Stored data entries

[start]

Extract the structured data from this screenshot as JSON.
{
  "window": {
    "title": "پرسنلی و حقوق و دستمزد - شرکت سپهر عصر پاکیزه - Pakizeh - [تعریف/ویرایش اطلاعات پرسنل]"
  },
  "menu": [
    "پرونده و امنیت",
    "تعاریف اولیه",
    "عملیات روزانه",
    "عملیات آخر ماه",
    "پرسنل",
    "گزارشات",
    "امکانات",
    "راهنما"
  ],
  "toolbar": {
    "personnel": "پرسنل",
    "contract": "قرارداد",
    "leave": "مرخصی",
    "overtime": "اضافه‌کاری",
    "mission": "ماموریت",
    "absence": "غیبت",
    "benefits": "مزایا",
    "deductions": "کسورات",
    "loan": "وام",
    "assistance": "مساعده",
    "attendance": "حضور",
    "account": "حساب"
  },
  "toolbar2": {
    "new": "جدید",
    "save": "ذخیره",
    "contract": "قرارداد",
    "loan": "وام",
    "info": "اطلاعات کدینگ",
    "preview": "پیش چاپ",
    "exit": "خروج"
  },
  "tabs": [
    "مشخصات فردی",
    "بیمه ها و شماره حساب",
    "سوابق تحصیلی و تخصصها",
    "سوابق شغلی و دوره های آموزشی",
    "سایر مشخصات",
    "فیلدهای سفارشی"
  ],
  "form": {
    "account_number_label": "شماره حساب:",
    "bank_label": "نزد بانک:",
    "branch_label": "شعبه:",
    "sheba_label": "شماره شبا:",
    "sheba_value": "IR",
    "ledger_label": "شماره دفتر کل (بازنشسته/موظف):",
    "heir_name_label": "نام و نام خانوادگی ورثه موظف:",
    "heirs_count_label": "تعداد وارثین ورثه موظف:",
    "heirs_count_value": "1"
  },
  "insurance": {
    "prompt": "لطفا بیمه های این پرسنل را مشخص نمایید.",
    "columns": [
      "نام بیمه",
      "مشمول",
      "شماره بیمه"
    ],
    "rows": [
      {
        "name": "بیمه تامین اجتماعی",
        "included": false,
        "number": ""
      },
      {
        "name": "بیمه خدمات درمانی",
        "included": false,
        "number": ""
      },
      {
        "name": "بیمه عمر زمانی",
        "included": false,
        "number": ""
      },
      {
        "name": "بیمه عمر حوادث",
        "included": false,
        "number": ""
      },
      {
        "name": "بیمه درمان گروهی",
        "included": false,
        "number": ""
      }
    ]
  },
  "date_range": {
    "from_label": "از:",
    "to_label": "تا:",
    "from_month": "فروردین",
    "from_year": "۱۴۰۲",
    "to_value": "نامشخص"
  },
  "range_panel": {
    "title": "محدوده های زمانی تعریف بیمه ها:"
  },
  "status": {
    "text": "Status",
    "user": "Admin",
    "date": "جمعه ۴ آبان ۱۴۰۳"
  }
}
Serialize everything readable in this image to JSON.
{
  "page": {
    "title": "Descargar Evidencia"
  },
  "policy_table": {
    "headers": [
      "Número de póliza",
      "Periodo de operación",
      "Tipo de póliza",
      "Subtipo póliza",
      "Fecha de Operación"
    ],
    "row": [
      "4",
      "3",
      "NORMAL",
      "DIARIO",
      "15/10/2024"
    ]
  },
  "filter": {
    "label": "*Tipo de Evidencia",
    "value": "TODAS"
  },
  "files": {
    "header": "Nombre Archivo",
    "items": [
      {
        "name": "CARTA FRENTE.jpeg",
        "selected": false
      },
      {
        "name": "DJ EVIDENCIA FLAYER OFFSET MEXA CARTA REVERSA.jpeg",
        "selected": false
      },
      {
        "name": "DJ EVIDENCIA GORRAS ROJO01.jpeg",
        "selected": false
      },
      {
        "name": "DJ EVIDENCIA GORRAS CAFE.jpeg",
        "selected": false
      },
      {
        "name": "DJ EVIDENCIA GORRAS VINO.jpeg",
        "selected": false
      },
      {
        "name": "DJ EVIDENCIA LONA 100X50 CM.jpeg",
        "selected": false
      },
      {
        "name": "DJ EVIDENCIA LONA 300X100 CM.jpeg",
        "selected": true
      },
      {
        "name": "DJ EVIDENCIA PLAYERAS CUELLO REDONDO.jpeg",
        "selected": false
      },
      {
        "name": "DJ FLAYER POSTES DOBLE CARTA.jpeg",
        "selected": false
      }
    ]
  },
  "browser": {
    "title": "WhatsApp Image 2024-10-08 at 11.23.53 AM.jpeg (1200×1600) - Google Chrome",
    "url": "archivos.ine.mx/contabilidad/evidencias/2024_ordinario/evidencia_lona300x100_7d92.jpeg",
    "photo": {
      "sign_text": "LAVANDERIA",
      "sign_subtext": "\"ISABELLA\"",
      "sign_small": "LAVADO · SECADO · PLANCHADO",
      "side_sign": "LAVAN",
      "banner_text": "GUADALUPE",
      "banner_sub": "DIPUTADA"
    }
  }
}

[end]

§ What is expected: Each line with the string "حساب" in it needs to be found and copied.

§ Solution:
    "account": "حساب"
    "بیمه ها و شماره حساب",
    "account_number_label": "شماره حساب:",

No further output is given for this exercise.